— START OF Records provided —

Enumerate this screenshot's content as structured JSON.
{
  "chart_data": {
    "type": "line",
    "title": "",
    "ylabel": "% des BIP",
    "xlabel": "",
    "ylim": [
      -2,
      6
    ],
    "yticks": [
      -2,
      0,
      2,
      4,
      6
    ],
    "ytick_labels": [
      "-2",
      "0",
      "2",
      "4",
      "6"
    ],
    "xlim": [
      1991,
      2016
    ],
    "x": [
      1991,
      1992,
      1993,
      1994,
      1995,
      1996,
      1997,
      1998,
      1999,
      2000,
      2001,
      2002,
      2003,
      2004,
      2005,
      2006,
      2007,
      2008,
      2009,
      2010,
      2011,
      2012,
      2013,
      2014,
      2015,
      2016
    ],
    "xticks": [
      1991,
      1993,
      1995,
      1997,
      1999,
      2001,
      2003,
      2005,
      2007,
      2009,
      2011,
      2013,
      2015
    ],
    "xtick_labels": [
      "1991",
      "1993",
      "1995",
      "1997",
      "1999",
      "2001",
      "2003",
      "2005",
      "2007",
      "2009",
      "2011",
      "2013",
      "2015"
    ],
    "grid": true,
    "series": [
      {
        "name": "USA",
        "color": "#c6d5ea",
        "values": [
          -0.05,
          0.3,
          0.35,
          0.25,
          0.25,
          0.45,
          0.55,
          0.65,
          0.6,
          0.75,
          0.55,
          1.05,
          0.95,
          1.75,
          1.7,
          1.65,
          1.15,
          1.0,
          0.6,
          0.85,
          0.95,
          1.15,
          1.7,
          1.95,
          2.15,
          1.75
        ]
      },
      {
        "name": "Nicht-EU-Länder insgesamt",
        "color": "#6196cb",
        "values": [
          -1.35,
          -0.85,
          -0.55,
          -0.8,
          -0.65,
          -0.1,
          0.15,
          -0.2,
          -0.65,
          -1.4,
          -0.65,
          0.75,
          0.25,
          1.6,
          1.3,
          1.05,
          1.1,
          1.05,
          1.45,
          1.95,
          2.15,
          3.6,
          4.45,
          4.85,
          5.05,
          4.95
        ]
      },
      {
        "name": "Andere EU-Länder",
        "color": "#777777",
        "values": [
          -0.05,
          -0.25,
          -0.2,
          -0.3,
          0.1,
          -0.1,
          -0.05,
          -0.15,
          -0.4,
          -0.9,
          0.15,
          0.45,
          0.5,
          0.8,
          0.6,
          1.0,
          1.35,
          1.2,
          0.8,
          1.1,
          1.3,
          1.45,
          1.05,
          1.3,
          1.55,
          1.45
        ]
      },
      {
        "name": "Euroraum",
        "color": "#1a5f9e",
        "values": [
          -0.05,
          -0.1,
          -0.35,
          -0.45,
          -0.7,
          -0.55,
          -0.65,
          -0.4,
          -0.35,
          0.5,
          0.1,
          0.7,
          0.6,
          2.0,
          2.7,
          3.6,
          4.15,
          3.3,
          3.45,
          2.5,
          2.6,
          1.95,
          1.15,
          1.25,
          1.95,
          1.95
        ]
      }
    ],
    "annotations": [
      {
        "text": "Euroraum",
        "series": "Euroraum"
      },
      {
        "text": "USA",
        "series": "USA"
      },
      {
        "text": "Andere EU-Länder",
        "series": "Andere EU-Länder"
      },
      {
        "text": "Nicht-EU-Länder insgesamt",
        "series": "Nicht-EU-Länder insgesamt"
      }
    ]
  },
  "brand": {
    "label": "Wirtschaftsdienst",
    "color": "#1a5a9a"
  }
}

— END OF Records provided —

▶ [Exercise prompt]
State only how many lines in the material include "text".

▶ [Task response]
4